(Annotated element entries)
_____
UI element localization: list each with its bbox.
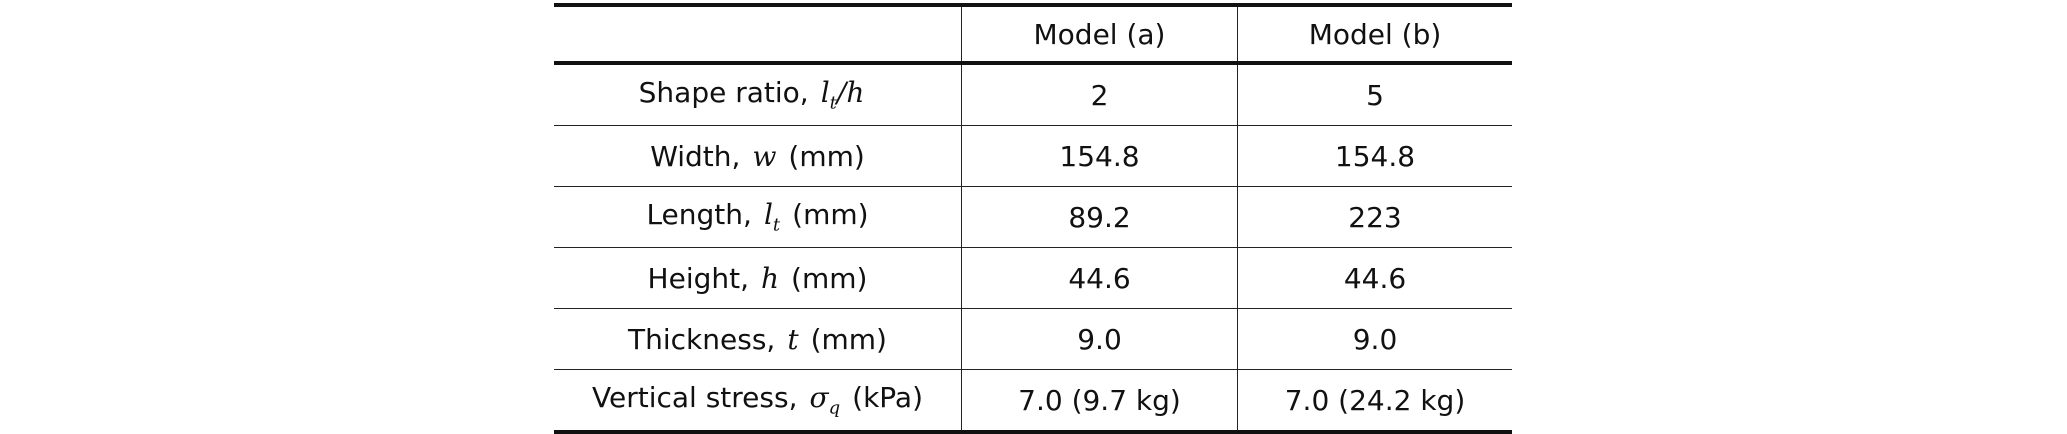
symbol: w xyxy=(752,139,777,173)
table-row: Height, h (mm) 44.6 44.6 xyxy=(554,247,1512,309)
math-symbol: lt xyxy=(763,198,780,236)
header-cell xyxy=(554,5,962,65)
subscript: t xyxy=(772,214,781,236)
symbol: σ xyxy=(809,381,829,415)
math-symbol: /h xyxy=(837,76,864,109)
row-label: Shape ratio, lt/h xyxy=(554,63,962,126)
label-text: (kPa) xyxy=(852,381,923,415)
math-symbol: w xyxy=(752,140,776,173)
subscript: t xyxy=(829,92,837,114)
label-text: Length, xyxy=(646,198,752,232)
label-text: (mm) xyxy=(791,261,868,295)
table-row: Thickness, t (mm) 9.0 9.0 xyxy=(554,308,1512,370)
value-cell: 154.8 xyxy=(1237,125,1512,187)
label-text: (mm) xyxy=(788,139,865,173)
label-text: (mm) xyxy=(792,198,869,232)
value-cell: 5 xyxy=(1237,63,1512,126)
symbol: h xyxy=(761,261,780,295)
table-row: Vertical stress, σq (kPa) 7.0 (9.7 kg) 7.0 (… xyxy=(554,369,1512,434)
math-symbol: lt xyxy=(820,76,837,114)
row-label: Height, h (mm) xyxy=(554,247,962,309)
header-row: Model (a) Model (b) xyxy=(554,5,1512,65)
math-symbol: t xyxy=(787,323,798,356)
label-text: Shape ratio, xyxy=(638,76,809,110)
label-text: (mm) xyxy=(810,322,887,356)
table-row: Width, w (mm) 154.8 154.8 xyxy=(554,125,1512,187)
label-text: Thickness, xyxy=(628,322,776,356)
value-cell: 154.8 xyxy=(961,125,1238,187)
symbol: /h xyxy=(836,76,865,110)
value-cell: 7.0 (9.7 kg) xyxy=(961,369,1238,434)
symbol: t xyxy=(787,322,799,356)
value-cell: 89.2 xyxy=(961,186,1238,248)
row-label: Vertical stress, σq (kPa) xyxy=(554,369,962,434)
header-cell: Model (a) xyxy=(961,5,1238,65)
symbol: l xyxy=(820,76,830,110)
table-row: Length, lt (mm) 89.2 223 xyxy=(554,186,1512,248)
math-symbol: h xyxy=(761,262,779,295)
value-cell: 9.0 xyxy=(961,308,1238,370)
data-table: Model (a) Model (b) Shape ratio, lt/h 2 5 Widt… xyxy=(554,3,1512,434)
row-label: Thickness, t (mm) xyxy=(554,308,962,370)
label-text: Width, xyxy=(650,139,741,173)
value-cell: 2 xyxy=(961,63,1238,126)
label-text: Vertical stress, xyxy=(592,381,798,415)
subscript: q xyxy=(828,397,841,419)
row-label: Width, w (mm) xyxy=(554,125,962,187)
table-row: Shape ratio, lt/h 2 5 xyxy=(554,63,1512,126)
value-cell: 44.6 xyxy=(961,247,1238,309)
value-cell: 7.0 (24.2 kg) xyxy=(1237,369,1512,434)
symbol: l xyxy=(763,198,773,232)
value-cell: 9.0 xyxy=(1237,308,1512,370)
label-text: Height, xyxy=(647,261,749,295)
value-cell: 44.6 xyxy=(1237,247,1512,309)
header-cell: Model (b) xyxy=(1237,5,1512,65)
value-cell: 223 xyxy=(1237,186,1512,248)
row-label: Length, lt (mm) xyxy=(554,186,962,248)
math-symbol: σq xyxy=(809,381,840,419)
_____
■ **AIM**: Rewrite the listing above, changing every "label-text" to "caption-text" and keeping all other text the same. Omit the pictures from your version.

■ **OUTPUT**:
UI element localization: list each with its bbox.
symbol: w xyxy=(752,139,777,173)
table-row: Height, h (mm) 44.6 44.6 xyxy=(554,247,1512,309)
math-symbol: lt xyxy=(763,198,780,236)
header-cell xyxy=(554,5,962,65)
subscript: t xyxy=(772,214,781,236)
symbol: σ xyxy=(809,381,829,415)
math-symbol: /h xyxy=(837,76,864,109)
row-label: Shape ratio, lt/h xyxy=(554,63,962,126)
caption-text: (kPa) xyxy=(852,381,923,415)
math-symbol: w xyxy=(752,140,776,173)
subscript: t xyxy=(829,92,837,114)
caption-text: Length, xyxy=(646,198,752,232)
caption-text: (mm) xyxy=(791,261,868,295)
table-row: Thickness, t (mm) 9.0 9.0 xyxy=(554,308,1512,370)
value-cell: 154.8 xyxy=(1237,125,1512,187)
caption-text: (mm) xyxy=(788,139,865,173)
caption-text: (mm) xyxy=(792,198,869,232)
value-cell: 5 xyxy=(1237,63,1512,126)
symbol: h xyxy=(761,261,780,295)
table-row: Vertical stress, σq (kPa) 7.0 (9.7 kg) 7.0 (… xyxy=(554,369,1512,434)
math-symbol: lt xyxy=(820,76,837,114)
row-label: Height, h (mm) xyxy=(554,247,962,309)
header-row: Model (a) Model (b) xyxy=(554,5,1512,65)
math-symbol: t xyxy=(787,323,798,356)
caption-text: Shape ratio, xyxy=(638,76,809,110)
caption-text: (mm) xyxy=(810,322,887,356)
table-row: Width, w (mm) 154.8 154.8 xyxy=(554,125,1512,187)
caption-text: Thickness, xyxy=(628,322,776,356)
value-cell: 154.8 xyxy=(961,125,1238,187)
symbol: /h xyxy=(836,76,865,110)
value-cell: 7.0 (9.7 kg) xyxy=(961,369,1238,434)
symbol: t xyxy=(787,322,799,356)
value-cell: 89.2 xyxy=(961,186,1238,248)
row-label: Vertical stress, σq (kPa) xyxy=(554,369,962,434)
header-cell: Model (a) xyxy=(961,5,1238,65)
symbol: l xyxy=(820,76,830,110)
table-row: Length, lt (mm) 89.2 223 xyxy=(554,186,1512,248)
math-symbol: h xyxy=(761,262,779,295)
value-cell: 9.0 xyxy=(961,308,1238,370)
data-table: Model (a) Model (b) Shape ratio, lt/h 2 5 Widt… xyxy=(554,3,1512,434)
row-label: Thickness, t (mm) xyxy=(554,308,962,370)
caption-text: Width, xyxy=(650,139,741,173)
value-cell: 2 xyxy=(961,63,1238,126)
caption-text: Vertical stress, xyxy=(592,381,798,415)
subscript: q xyxy=(828,397,841,419)
row-label: Width, w (mm) xyxy=(554,125,962,187)
table-row: Shape ratio, lt/h 2 5 xyxy=(554,63,1512,126)
value-cell: 44.6 xyxy=(961,247,1238,309)
value-cell: 7.0 (24.2 kg) xyxy=(1237,369,1512,434)
symbol: l xyxy=(763,198,773,232)
value-cell: 9.0 xyxy=(1237,308,1512,370)
caption-text: Height, xyxy=(647,261,749,295)
value-cell: 44.6 xyxy=(1237,247,1512,309)
header-cell: Model (b) xyxy=(1237,5,1512,65)
value-cell: 223 xyxy=(1237,186,1512,248)
row-label: Length, lt (mm) xyxy=(554,186,962,248)
math-symbol: σq xyxy=(809,381,840,419)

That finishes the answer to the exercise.